Write out each entry, exactly the way it appears.

(Source records)
☆ ☆ ☆ ☆ ☆

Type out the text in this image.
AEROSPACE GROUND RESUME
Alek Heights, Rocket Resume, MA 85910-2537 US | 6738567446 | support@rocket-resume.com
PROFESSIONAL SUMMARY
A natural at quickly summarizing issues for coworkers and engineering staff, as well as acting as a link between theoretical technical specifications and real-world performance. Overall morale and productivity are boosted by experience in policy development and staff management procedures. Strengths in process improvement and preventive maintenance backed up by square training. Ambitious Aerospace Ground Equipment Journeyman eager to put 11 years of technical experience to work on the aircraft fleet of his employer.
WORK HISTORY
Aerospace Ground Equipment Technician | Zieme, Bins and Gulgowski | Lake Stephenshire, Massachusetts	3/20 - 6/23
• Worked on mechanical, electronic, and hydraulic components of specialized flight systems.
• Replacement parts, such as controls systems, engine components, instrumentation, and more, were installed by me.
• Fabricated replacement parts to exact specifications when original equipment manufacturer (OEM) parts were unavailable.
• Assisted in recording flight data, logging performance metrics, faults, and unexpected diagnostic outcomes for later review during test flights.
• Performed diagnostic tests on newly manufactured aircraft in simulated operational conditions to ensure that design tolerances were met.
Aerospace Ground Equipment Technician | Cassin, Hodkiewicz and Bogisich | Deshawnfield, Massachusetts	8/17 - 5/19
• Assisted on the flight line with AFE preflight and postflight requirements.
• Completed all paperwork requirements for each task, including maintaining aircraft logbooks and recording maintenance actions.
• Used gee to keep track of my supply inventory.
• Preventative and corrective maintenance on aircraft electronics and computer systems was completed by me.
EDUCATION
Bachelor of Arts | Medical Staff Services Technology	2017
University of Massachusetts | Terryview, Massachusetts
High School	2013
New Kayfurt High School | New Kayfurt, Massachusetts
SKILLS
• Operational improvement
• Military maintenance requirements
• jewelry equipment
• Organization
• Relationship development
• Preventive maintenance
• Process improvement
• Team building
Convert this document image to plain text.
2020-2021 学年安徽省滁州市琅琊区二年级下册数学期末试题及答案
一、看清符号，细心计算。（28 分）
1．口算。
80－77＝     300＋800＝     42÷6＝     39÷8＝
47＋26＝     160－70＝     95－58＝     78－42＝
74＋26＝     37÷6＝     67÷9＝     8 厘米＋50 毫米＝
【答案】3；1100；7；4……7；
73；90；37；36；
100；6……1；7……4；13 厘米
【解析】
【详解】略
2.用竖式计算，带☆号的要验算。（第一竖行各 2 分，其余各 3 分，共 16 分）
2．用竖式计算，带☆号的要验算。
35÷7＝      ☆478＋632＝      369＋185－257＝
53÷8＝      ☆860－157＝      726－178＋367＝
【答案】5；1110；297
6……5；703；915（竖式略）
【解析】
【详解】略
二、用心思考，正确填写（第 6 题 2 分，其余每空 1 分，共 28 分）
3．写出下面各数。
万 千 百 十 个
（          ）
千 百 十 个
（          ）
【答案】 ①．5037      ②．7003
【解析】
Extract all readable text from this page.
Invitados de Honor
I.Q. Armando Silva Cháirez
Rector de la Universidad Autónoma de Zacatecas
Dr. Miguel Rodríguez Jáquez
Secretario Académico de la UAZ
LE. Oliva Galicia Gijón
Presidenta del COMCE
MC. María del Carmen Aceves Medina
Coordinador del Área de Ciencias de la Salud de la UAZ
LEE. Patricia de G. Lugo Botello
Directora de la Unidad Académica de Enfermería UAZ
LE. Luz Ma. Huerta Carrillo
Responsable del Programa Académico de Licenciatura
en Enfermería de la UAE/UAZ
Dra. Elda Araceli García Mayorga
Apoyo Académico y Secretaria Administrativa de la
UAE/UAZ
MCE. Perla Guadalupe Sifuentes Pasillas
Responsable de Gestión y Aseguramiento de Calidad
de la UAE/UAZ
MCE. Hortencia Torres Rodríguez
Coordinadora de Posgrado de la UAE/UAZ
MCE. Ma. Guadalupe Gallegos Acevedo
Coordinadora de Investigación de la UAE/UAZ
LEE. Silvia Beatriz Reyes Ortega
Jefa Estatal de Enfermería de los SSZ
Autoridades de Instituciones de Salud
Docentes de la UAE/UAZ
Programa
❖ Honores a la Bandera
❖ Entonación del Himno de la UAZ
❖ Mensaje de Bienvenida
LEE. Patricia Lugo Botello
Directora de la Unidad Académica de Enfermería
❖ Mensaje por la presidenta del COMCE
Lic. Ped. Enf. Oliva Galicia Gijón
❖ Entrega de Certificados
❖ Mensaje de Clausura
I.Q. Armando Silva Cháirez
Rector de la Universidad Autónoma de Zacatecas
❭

☆ ☆ ☆ ☆ ☆

## EXERCISE ANSWER
Type out the text in this image.
AEROSPACE GROUND RESUME
Alek Heights, Rocket Resume, MA 85910-2537 US | 6738567446 | support@rocket-resume.com
PROFESSIONAL SUMMARY
A natural at quickly summarizing issues for coworkers and engineering staff, as well as acting as a link between theoretical technical specifications and real-world performance. Overall morale and productivity are boosted by experience in policy development and staff management procedures. Strengths in process improvement and preventive maintenance backed up by square training. Ambitious Aerospace Ground Equipment Journeyman eager to put 11 years of technical experience to work on the aircraft fleet of his employer.
WORK HISTORY
Aerospace Ground Equipment Technician | Zieme, Bins and Gulgowski | Lake Stephenshire, Massachusetts	3/20 - 6/23
• Worked on mechanical, electronic, and hydraulic components of specialized flight systems.
• Replacement parts, such as controls systems, engine components, instrumentation, and more, were installed by me.
• Fabricated replacement parts to exact specifications when original equipment manufacturer (OEM) parts were unavailable.
• Assisted in recording flight data, logging performance metrics, faults, and unexpected diagnostic outcomes for later review during test flights.
• Performed diagnostic tests on newly manufactured aircraft in simulated operational conditions to ensure that design tolerances were met.
Aerospace Ground Equipment Technician | Cassin, Hodkiewicz and Bogisich | Deshawnfield, Massachusetts	8/17 - 5/19
• Assisted on the flight line with AFE preflight and postflight requirements.
• Completed all paperwork requirements for each task, including maintaining aircraft logbooks and recording maintenance actions.
• Used gee to keep track of my supply inventory.
• Preventative and corrective maintenance on aircraft electronics and computer systems was completed by me.
EDUCATION
Bachelor of Arts | Medical Staff Services Technology	2017
University of Massachusetts | Terryview, Massachusetts
High School	2013
New Kayfurt High School | New Kayfurt, Massachusetts
SKILLS
• Operational improvement
• Military maintenance requirements
• jewelry equipment
• Organization
• Relationship development
• Preventive maintenance
• Process improvement
• Team building
Convert this document image to plain text.
2020-2021 学年安徽省滁州市琅琊区二年级下册数学期末试题及答案
一、看清符号，细心计算。（28 分）
1．口算。
80－77＝     300＋800＝     42÷6＝     39÷8＝
47＋26＝     160－70＝     95－58＝     78－42＝
74＋26＝     37÷6＝     67÷9＝     8 厘米＋50 毫米＝
【答案】3；1100；7；4……7；
73；90；37；36；
100；6……1；7……4；13 厘米
【解析】
【详解】略
2.用竖式计算，带☆号的要验算。（第一竖行各 2 分，其余各 3 分，共 16 分）
2．用竖式计算，带☆号的要验算。
35÷7＝      ☆478＋632＝      369＋185－257＝
53÷8＝      ☆860－157＝      726－178＋367＝
【答案】5；1110；297
6……5；703；915（竖式略）
【解析】
【详解】略
二、用心思考，正确填写（第 6 题 2 分，其余每空 1 分，共 28 分）
3．写出下面各数。
万 千 百 十 个
（          ）
千 百 十 个
（          ）
【答案】 ①．5037      ②．7003
【解析】
Extract all readable text from this page.
Invitados de Honor
I.Q. Armando Silva Cháirez
Rector de la Universidad Autónoma de Zacatecas
Dr. Miguel Rodríguez Jáquez
Secretario Académico de la UAZ
LE. Oliva Galicia Gijón
Presidenta del COMCE
MC. María del Carmen Aceves Medina
Coordinador del Área de Ciencias de la Salud de la UAZ
LEE. Patricia de G. Lugo Botello
Directora de la Unidad Académica de Enfermería UAZ
LE. Luz Ma. Huerta Carrillo
Responsable del Programa Académico de Licenciatura
en Enfermería de la UAE/UAZ
Dra. Elda Araceli García Mayorga
Apoyo Académico y Secretaria Administrativa de la
UAE/UAZ
MCE. Perla Guadalupe Sifuentes Pasillas
Responsable de Gestión y Aseguramiento de Calidad
de la UAE/UAZ
MCE. Hortencia Torres Rodríguez
Coordinadora de Posgrado de la UAE/UAZ
MCE. Ma. Guadalupe Gallegos Acevedo
Coordinadora de Investigación de la UAE/UAZ
LEE. Silvia Beatriz Reyes Ortega
Jefa Estatal de Enfermería de los SSZ
Autoridades de Instituciones de Salud
Docentes de la UAE/UAZ
Programa
❖ Honores a la Bandera
❖ Entonación del Himno de la UAZ
❖ Mensaje de Bienvenida
LEE. Patricia Lugo Botello
Directora de la Unidad Académica de Enfermería
❖ Mensaje por la presidenta del COMCE
Lic. Ped. Enf. Oliva Galicia Gijón
❖ Entrega de Certificados
❖ Mensaje de Clausura
I.Q. Armando Silva Cháirez
Rector de la Universidad Autónoma de Zacatecas
❭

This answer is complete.